## Request
Copy out the entries verbatim, starting with the line containing "auto-grid-checkbox[interactable]: ☐ 自动栅格" and ending with the line containing "percent-snap-icon[interactable]: % [510,41,528,59]", both included.
[BEGIN Data]
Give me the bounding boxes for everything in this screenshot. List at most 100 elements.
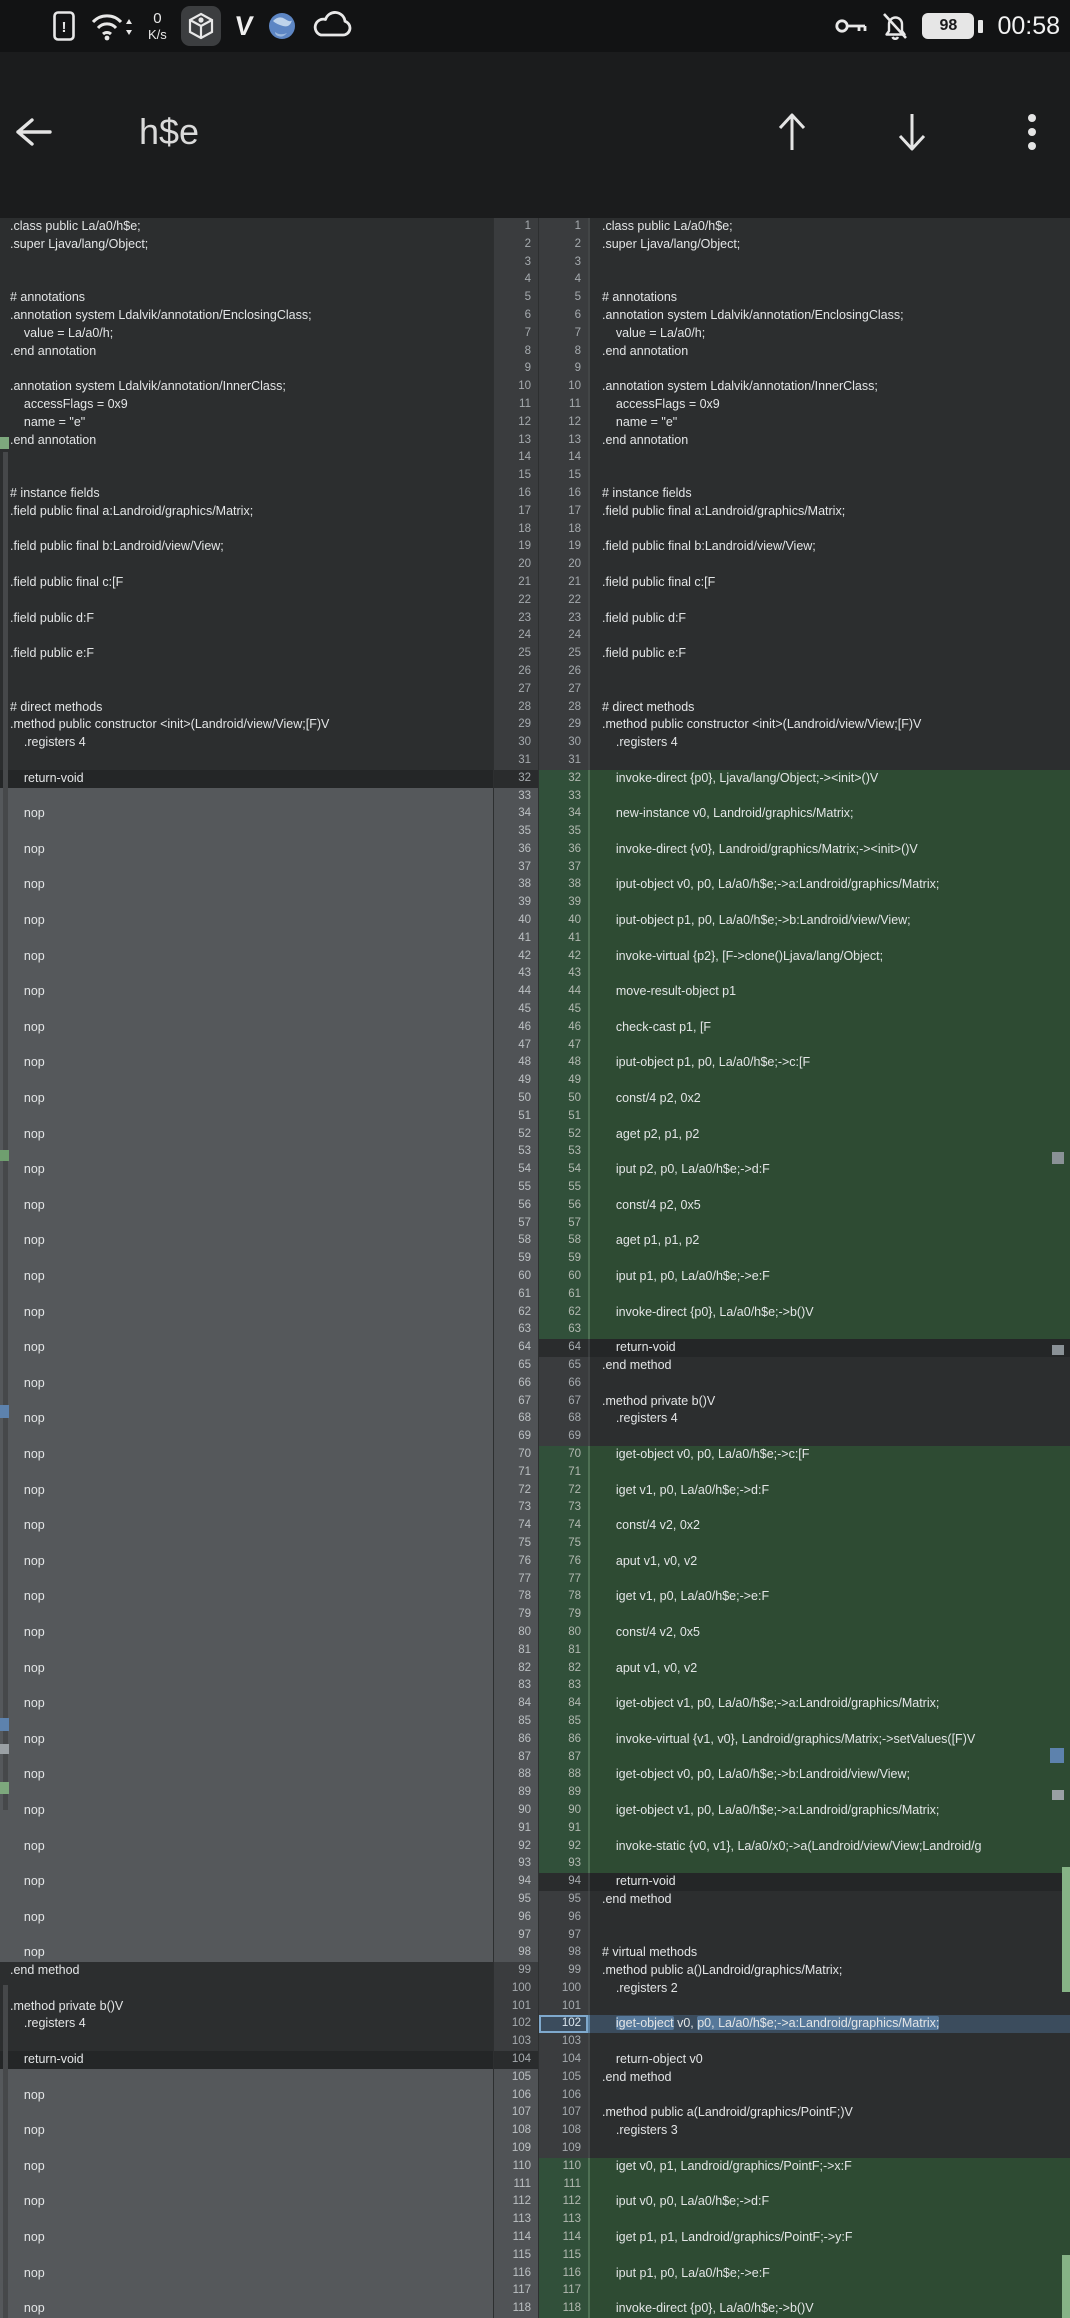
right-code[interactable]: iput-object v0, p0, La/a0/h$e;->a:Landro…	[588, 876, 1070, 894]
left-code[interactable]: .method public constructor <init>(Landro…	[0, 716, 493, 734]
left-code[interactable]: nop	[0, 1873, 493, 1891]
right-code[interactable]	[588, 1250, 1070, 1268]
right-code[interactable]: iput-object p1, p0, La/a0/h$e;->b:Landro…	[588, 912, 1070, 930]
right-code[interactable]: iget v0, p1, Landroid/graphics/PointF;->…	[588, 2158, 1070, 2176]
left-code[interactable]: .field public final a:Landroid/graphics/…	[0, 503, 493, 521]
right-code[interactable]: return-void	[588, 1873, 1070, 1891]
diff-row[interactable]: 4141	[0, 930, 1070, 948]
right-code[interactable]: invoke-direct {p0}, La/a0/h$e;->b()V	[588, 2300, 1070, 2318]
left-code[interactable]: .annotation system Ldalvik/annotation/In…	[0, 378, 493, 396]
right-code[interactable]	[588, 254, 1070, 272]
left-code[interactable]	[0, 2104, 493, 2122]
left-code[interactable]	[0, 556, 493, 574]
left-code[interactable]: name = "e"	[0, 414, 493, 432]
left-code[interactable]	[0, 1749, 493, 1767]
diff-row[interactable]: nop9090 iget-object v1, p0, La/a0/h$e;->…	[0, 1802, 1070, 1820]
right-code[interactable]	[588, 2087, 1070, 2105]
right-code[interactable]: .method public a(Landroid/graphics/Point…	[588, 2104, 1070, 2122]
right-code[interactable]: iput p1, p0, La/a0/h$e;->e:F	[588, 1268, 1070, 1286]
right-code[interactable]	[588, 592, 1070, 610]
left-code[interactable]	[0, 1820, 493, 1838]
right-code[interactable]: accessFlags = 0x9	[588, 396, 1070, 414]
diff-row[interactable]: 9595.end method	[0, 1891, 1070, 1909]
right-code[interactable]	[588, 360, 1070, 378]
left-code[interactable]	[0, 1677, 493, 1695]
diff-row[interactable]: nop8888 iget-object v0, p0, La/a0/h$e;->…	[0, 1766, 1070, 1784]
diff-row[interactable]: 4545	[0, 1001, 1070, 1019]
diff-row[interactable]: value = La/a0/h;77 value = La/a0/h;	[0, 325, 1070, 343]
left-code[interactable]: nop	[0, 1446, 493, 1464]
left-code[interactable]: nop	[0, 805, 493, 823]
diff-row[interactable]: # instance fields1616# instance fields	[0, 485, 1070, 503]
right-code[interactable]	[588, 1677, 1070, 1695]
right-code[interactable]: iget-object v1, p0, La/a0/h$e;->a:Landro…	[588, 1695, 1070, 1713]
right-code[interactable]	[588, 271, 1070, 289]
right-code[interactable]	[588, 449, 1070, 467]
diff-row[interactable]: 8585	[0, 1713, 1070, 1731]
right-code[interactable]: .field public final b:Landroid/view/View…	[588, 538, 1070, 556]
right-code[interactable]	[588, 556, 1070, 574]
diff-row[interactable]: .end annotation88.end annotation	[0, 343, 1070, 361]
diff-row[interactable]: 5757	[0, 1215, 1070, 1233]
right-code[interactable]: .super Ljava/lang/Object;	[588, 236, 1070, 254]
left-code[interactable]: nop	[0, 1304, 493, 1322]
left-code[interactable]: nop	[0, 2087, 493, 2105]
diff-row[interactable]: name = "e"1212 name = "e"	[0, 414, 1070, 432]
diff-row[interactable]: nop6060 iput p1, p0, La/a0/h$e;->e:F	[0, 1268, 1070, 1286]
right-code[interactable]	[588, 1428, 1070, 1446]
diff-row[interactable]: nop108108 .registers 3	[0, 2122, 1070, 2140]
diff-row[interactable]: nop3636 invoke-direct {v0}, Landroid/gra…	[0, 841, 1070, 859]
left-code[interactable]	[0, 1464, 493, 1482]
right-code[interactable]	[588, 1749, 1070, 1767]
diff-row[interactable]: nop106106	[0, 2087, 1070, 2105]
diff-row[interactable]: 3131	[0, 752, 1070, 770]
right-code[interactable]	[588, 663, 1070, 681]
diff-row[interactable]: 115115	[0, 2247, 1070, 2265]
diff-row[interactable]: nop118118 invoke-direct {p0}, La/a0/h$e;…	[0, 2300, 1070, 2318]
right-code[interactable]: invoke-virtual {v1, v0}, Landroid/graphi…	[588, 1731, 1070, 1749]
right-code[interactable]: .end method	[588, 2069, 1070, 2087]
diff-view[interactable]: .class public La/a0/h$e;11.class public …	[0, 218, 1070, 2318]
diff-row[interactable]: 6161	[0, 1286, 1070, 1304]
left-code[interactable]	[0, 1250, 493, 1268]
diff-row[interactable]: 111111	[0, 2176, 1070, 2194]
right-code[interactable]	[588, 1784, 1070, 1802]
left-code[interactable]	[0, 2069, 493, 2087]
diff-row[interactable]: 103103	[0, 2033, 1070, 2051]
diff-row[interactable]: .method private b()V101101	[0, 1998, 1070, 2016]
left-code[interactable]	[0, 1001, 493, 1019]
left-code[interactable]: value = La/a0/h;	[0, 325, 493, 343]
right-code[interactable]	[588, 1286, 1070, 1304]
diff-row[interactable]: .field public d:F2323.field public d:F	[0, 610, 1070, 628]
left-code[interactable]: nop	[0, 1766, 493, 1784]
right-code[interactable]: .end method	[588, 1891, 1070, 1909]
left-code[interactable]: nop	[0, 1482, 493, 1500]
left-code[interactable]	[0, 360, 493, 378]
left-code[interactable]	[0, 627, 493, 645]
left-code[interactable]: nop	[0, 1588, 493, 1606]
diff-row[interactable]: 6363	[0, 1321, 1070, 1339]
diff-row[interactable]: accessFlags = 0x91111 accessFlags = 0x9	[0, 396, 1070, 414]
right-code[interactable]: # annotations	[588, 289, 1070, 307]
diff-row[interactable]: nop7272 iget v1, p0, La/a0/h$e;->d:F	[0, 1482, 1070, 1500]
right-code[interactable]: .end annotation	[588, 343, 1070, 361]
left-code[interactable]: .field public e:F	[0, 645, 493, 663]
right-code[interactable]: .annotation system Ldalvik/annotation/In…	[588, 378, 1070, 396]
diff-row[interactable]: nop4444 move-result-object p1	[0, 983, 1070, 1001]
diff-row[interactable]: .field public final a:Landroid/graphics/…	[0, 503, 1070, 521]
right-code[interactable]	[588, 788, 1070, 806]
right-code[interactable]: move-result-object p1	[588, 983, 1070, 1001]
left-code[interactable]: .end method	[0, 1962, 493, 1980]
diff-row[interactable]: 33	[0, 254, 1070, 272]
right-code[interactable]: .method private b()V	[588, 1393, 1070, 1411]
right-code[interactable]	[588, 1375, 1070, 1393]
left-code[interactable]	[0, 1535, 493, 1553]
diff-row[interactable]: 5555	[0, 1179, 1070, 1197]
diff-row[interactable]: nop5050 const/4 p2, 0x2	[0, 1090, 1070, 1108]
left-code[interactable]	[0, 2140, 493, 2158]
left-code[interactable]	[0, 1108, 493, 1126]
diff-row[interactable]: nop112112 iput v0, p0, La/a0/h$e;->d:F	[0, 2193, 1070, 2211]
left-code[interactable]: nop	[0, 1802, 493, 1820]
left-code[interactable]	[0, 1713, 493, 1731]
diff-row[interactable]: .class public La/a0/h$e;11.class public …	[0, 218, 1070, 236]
[END Data]
[BEGIN Data]
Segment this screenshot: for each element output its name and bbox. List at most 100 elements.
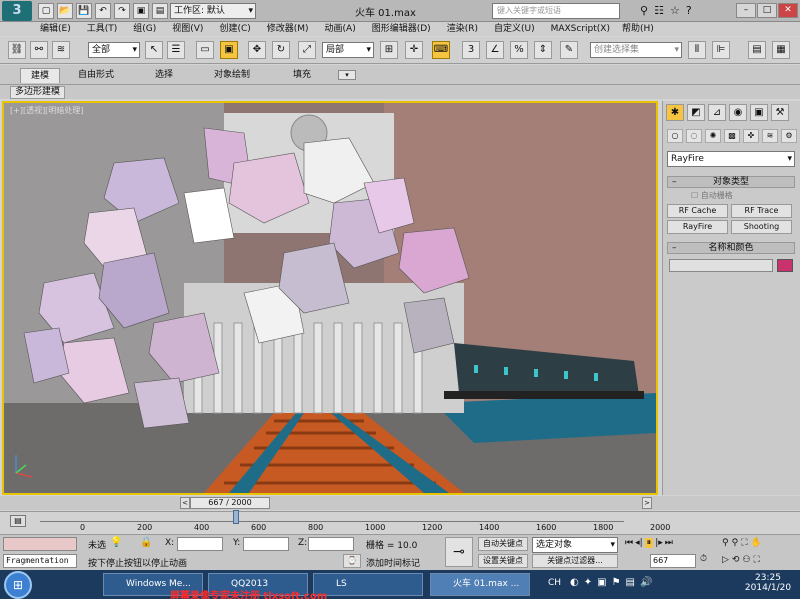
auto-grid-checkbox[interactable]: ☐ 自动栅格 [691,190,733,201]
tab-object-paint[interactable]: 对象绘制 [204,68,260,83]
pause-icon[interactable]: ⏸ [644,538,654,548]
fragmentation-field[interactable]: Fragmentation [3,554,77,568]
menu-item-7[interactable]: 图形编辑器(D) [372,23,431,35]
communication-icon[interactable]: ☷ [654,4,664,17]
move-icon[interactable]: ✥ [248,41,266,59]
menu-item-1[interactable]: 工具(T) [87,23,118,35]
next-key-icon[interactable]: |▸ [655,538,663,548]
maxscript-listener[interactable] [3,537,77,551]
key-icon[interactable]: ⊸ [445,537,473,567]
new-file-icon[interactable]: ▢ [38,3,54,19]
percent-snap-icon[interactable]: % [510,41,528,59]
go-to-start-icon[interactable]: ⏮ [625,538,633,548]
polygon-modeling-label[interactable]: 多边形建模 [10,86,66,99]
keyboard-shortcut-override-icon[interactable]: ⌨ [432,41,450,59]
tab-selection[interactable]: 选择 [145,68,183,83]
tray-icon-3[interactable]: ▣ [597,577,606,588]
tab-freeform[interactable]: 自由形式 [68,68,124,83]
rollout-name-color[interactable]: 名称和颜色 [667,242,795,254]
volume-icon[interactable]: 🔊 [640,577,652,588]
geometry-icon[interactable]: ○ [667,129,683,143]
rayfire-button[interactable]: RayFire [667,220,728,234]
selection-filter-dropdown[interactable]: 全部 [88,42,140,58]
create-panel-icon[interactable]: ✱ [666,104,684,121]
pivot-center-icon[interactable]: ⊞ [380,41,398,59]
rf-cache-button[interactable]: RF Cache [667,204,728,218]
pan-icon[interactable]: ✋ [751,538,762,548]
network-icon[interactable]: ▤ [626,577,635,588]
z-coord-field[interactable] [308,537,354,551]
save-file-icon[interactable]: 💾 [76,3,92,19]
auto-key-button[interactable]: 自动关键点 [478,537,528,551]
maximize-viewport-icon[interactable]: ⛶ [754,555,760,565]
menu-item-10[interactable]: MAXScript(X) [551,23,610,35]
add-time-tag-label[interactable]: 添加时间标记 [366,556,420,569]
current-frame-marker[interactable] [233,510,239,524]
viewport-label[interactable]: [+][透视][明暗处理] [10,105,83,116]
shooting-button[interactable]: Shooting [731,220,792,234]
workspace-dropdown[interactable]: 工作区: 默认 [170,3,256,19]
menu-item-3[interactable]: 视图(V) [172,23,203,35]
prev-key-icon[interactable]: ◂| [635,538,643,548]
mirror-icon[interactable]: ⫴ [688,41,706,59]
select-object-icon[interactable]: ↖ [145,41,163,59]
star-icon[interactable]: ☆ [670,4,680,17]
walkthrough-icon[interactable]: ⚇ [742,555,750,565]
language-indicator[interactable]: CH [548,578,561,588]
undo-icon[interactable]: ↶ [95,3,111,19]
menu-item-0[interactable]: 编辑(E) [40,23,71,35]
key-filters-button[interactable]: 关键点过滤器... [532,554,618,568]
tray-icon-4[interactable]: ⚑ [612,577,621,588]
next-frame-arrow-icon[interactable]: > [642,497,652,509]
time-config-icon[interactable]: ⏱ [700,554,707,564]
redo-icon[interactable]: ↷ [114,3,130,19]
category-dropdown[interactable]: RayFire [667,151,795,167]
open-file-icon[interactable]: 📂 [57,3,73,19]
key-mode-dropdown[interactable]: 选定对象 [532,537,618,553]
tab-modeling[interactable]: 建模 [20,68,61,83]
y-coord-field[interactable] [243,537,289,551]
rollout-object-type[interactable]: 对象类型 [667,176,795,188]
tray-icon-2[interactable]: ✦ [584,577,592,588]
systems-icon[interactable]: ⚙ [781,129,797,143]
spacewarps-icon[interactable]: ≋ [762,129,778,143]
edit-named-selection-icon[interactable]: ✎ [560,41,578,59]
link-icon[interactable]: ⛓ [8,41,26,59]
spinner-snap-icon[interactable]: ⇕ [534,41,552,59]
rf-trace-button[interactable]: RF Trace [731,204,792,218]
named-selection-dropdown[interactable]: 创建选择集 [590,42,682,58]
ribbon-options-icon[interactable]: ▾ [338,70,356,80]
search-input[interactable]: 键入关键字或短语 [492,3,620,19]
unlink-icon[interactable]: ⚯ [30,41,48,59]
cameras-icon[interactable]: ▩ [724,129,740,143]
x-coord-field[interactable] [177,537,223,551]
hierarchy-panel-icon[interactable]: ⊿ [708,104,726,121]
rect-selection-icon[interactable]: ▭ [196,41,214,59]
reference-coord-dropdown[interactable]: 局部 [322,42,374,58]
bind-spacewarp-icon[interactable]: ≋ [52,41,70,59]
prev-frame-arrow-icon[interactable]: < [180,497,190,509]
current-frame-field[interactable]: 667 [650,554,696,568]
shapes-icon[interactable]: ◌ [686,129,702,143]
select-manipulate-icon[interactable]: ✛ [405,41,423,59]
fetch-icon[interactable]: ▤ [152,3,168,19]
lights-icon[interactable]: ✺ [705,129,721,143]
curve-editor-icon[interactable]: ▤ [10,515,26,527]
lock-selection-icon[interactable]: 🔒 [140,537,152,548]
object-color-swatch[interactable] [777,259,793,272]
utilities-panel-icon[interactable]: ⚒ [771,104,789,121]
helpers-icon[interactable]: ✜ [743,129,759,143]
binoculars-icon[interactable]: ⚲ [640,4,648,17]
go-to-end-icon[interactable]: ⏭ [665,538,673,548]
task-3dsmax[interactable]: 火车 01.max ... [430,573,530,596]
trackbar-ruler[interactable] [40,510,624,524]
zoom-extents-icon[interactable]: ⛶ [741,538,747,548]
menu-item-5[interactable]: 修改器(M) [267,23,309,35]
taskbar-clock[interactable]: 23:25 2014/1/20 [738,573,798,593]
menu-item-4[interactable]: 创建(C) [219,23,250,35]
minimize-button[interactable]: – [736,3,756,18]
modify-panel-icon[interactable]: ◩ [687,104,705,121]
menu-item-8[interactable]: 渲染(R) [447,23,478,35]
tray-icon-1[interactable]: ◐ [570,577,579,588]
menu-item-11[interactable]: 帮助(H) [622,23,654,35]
[END Data]
## Result of this exercise
auto-grid-checkbox[interactable]: ☐ 自动栅格 [691,190,733,201]
tab-object-paint[interactable]: 对象绘制 [204,68,260,83]
pause-icon[interactable]: ⏸ [644,538,654,548]
fragmentation-field[interactable]: Fragmentation [3,554,77,568]
menu-item-7[interactable]: 图形编辑器(D) [372,23,431,35]
communication-icon[interactable]: ☷ [654,4,664,17]
move-icon[interactable]: ✥ [248,41,266,59]
menu-item-1[interactable]: 工具(T) [87,23,118,35]
next-key-icon[interactable]: |▸ [655,538,663,548]
maxscript-listener[interactable] [3,537,77,551]
key-icon[interactable]: ⊸ [445,537,473,567]
new-file-icon[interactable]: ▢ [38,3,54,19]
percent-snap-icon[interactable]: % [510,41,528,59]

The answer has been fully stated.